## Written exercise
Set out each line from the following listing that includes the word "this".

(Dataset excerpt)
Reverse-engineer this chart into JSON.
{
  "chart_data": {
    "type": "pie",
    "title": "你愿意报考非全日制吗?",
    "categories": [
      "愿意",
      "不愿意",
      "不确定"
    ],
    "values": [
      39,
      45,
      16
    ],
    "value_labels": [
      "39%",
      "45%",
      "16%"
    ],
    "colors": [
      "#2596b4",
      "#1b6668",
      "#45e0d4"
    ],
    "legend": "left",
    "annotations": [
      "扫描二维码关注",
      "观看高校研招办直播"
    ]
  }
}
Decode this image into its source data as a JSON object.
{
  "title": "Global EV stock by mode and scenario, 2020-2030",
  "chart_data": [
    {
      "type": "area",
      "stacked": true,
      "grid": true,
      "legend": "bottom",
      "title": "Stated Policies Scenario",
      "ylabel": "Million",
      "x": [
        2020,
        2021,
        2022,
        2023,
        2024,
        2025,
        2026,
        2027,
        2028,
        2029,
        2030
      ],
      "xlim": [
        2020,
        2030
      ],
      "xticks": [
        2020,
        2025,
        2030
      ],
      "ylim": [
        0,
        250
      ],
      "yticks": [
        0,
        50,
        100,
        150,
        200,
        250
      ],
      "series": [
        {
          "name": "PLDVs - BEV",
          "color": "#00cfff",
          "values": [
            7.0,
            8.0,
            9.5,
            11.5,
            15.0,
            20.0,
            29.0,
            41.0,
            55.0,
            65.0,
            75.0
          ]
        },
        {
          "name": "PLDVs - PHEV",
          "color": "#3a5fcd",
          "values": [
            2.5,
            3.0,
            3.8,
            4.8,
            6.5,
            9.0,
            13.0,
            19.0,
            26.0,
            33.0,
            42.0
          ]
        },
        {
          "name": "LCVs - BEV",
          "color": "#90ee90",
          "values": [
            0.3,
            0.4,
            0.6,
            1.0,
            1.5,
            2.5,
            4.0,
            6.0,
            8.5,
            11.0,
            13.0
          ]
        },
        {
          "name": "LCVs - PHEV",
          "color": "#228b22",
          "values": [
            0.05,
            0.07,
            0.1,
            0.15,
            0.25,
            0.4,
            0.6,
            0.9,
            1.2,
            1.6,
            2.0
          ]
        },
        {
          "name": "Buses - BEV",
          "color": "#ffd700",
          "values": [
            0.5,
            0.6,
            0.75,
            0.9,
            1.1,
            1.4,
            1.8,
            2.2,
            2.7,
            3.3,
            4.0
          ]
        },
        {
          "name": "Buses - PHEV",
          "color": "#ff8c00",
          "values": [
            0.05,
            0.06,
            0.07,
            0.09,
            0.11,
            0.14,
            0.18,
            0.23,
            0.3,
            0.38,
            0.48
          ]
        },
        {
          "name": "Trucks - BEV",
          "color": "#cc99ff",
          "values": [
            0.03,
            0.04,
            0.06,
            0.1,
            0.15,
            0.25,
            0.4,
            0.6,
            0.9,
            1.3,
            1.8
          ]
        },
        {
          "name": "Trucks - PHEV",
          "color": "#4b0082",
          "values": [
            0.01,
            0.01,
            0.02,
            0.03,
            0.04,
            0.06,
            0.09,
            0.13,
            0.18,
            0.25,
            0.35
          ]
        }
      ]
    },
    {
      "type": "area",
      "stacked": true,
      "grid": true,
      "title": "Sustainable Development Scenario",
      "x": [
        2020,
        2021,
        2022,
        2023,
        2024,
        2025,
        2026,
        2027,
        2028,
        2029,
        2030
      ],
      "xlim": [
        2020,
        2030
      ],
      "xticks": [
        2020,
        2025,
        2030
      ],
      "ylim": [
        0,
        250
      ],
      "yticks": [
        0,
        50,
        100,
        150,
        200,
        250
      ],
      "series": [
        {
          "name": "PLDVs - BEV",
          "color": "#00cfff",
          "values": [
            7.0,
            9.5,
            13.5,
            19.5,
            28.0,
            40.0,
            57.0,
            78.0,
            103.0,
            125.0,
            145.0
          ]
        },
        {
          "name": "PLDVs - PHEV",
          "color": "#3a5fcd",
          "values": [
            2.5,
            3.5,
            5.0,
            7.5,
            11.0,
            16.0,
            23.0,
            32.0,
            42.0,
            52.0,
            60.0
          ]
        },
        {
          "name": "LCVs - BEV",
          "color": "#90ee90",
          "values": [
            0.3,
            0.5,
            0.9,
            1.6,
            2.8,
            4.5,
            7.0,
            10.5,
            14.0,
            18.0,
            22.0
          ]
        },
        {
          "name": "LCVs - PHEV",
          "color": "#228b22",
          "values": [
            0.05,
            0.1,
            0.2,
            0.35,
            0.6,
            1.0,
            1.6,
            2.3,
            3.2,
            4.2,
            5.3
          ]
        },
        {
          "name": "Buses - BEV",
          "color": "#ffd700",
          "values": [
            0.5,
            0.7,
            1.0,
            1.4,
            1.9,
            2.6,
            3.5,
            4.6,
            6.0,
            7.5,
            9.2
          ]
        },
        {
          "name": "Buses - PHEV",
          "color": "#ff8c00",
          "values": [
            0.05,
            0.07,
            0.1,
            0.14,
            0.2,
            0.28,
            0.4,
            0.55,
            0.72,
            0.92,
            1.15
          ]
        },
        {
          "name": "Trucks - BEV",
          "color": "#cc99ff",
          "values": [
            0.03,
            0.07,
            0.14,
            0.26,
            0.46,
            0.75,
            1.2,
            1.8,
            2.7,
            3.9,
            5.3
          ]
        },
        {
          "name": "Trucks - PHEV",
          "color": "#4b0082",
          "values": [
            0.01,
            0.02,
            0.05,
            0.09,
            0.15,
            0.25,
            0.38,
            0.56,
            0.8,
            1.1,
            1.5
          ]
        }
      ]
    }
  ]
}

## Task solution
Reverse-engineer this chart into JSON.
Decode this image into its source data as a JSON object.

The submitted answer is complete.